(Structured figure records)
** begin **

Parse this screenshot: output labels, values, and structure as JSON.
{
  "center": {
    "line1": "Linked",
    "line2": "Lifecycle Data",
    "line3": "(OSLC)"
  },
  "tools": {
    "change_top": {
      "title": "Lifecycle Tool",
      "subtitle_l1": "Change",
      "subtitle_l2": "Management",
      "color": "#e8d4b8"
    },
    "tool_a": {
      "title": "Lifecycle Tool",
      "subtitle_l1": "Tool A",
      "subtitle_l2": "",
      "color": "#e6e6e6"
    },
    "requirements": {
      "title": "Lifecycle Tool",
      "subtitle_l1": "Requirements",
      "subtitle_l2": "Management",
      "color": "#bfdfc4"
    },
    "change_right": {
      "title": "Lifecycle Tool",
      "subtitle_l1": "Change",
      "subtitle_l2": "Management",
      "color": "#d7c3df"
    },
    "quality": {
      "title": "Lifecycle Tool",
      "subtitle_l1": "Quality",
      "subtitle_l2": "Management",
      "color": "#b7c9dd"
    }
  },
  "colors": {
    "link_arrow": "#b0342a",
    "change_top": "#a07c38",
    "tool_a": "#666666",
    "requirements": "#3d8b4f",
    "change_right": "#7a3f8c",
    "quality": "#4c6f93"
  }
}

** end **

## [Directions]
Each record above should be restated word for word.

## [Problem solution]
Parse this screenshot: output labels, values, and structure as JSON.
{
  "center": {
    "line1": "Linked",
    "line2": "Lifecycle Data",
    "line3": "(OSLC)"
  },
  "tools": {
    "change_top": {
      "title": "Lifecycle Tool",
      "subtitle_l1": "Change",
      "subtitle_l2": "Management",
      "color": "#e8d4b8"
    },
    "tool_a": {
      "title": "Lifecycle Tool",
      "subtitle_l1": "Tool A",
      "subtitle_l2": "",
      "color": "#e6e6e6"
    },
    "requirements": {
      "title": "Lifecycle Tool",
      "subtitle_l1": "Requirements",
      "subtitle_l2": "Management",
      "color": "#bfdfc4"
    },
    "change_right": {
      "title": "Lifecycle Tool",
      "subtitle_l1": "Change",
      "subtitle_l2": "Management",
      "color": "#d7c3df"
    },
    "quality": {
      "title": "Lifecycle Tool",
      "subtitle_l1": "Quality",
      "subtitle_l2": "Management",
      "color": "#b7c9dd"
    }
  },
  "colors": {
    "link_arrow": "#b0342a",
    "change_top": "#a07c38",
    "tool_a": "#666666",
    "requirements": "#3d8b4f",
    "change_right": "#7a3f8c",
    "quality": "#4c6f93"
  }
}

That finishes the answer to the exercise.